(Data entries)

* begin *

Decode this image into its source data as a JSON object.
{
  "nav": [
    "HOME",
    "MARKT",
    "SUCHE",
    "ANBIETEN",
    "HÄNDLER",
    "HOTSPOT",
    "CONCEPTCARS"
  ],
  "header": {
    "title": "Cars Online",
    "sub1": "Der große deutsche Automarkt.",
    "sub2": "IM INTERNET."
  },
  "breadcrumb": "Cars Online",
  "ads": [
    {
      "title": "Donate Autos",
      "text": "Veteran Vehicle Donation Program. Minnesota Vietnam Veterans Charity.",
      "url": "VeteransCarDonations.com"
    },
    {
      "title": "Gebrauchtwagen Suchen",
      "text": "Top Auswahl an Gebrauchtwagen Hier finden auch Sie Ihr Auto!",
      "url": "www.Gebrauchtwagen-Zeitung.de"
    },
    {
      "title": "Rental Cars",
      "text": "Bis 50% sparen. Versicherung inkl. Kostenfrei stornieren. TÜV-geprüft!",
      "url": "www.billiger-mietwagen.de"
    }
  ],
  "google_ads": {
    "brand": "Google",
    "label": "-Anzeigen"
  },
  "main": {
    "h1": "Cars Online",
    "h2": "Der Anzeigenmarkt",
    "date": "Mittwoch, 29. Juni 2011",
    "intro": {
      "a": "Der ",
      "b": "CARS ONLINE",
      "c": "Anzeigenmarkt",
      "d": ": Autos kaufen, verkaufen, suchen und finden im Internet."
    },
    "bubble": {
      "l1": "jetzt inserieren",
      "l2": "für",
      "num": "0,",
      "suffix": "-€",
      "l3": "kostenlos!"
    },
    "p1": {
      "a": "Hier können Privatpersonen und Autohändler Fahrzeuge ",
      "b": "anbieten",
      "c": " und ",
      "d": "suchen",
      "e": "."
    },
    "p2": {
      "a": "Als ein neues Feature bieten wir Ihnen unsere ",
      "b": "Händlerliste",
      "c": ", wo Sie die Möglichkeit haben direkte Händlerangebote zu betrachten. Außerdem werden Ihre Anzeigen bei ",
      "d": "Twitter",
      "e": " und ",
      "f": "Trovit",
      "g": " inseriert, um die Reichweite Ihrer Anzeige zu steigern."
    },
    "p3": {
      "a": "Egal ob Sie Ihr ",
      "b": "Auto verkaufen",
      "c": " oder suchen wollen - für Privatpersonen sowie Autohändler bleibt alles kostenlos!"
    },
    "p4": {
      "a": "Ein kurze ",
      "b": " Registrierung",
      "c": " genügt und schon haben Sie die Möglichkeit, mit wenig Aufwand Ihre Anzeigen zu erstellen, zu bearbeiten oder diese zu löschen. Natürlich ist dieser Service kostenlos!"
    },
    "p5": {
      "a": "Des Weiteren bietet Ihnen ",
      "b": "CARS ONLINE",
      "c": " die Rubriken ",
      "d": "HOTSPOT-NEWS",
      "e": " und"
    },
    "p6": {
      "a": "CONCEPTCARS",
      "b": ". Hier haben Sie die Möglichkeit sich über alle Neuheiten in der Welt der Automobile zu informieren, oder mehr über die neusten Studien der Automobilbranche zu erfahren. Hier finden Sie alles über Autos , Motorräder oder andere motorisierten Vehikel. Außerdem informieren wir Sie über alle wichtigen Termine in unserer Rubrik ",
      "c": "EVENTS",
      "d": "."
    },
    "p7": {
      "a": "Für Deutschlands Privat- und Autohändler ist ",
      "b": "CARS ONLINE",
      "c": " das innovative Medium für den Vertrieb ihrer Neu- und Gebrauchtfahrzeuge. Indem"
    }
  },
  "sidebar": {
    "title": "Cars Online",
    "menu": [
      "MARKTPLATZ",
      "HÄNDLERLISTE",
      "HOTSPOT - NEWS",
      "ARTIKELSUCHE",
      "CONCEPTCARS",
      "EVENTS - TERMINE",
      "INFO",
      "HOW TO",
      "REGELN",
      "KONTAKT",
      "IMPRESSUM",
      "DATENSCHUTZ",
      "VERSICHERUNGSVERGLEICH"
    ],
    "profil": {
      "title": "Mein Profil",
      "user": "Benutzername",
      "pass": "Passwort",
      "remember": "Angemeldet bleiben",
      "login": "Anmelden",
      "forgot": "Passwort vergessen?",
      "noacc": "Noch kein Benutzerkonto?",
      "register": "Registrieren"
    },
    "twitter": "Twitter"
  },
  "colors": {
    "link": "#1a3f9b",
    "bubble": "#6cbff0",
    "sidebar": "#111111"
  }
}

* end *

Restate the data above exactly, keeping each word as it stands.

- _Solution for this exercise_:
Decode this image into its source data as a JSON object.
{
  "nav": [
    "HOME",
    "MARKT",
    "SUCHE",
    "ANBIETEN",
    "HÄNDLER",
    "HOTSPOT",
    "CONCEPTCARS"
  ],
  "header": {
    "title": "Cars Online",
    "sub1": "Der große deutsche Automarkt.",
    "sub2": "IM INTERNET."
  },
  "breadcrumb": "Cars Online",
  "ads": [
    {
      "title": "Donate Autos",
      "text": "Veteran Vehicle Donation Program. Minnesota Vietnam Veterans Charity.",
      "url": "VeteransCarDonations.com"
    },
    {
      "title": "Gebrauchtwagen Suchen",
      "text": "Top Auswahl an Gebrauchtwagen Hier finden auch Sie Ihr Auto!",
      "url": "www.Gebrauchtwagen-Zeitung.de"
    },
    {
      "title": "Rental Cars",
      "text": "Bis 50% sparen. Versicherung inkl. Kostenfrei stornieren. TÜV-geprüft!",
      "url": "www.billiger-mietwagen.de"
    }
  ],
  "google_ads": {
    "brand": "Google",
    "label": "-Anzeigen"
  },
  "main": {
    "h1": "Cars Online",
    "h2": "Der Anzeigenmarkt",
    "date": "Mittwoch, 29. Juni 2011",
    "intro": {
      "a": "Der ",
      "b": "CARS ONLINE",
      "c": "Anzeigenmarkt",
      "d": ": Autos kaufen, verkaufen, suchen und finden im Internet."
    },
    "bubble": {
      "l1": "jetzt inserieren",
      "l2": "für",
      "num": "0,",
      "suffix": "-€",
      "l3": "kostenlos!"
    },
    "p1": {
      "a": "Hier können Privatpersonen und Autohändler Fahrzeuge ",
      "b": "anbieten",
      "c": " und ",
      "d": "suchen",
      "e": "."
    },
    "p2": {
      "a": "Als ein neues Feature bieten wir Ihnen unsere ",
      "b": "Händlerliste",
      "c": ", wo Sie die Möglichkeit haben direkte Händlerangebote zu betrachten. Außerdem werden Ihre Anzeigen bei ",
      "d": "Twitter",
      "e": " und ",
      "f": "Trovit",
      "g": " inseriert, um die Reichweite Ihrer Anzeige zu steigern."
    },
    "p3": {
      "a": "Egal ob Sie Ihr ",
      "b": "Auto verkaufen",
      "c": " oder suchen wollen - für Privatpersonen sowie Autohändler bleibt alles kostenlos!"
    },
    "p4": {
      "a": "Ein kurze ",
      "b": " Registrierung",
      "c": " genügt und schon haben Sie die Möglichkeit, mit wenig Aufwand Ihre Anzeigen zu erstellen, zu bearbeiten oder diese zu löschen. Natürlich ist dieser Service kostenlos!"
    },
    "p5": {
      "a": "Des Weiteren bietet Ihnen ",
      "b": "CARS ONLINE",
      "c": " die Rubriken ",
      "d": "HOTSPOT-NEWS",
      "e": " und"
    },
    "p6": {
      "a": "CONCEPTCARS",
      "b": ". Hier haben Sie die Möglichkeit sich über alle Neuheiten in der Welt der Automobile zu informieren, oder mehr über die neusten Studien der Automobilbranche zu erfahren. Hier finden Sie alles über Autos , Motorräder oder andere motorisierten Vehikel. Außerdem informieren wir Sie über alle wichtigen Termine in unserer Rubrik ",
      "c": "EVENTS",
      "d": "."
    },
    "p7": {
      "a": "Für Deutschlands Privat- und Autohändler ist ",
      "b": "CARS ONLINE",
      "c": " das innovative Medium für den Vertrieb ihrer Neu- und Gebrauchtfahrzeuge. Indem"
    }
  },
  "sidebar": {
    "title": "Cars Online",
    "menu": [
      "MARKTPLATZ",
      "HÄNDLERLISTE",
      "HOTSPOT - NEWS",
      "ARTIKELSUCHE",
      "CONCEPTCARS",
      "EVENTS - TERMINE",
      "INFO",
      "HOW TO",
      "REGELN",
      "KONTAKT",
      "IMPRESSUM",
      "DATENSCHUTZ",
      "VERSICHERUNGSVERGLEICH"
    ],
    "profil": {
      "title": "Mein Profil",
      "user": "Benutzername",
      "pass": "Passwort",
      "remember": "Angemeldet bleiben",
      "login": "Anmelden",
      "forgot": "Passwort vergessen?",
      "noacc": "Noch kein Benutzerkonto?",
      "register": "Registrieren"
    },
    "twitter": "Twitter"
  },
  "colors": {
    "link": "#1a3f9b",
    "bubble": "#6cbff0",
    "sidebar": "#111111"
  }
}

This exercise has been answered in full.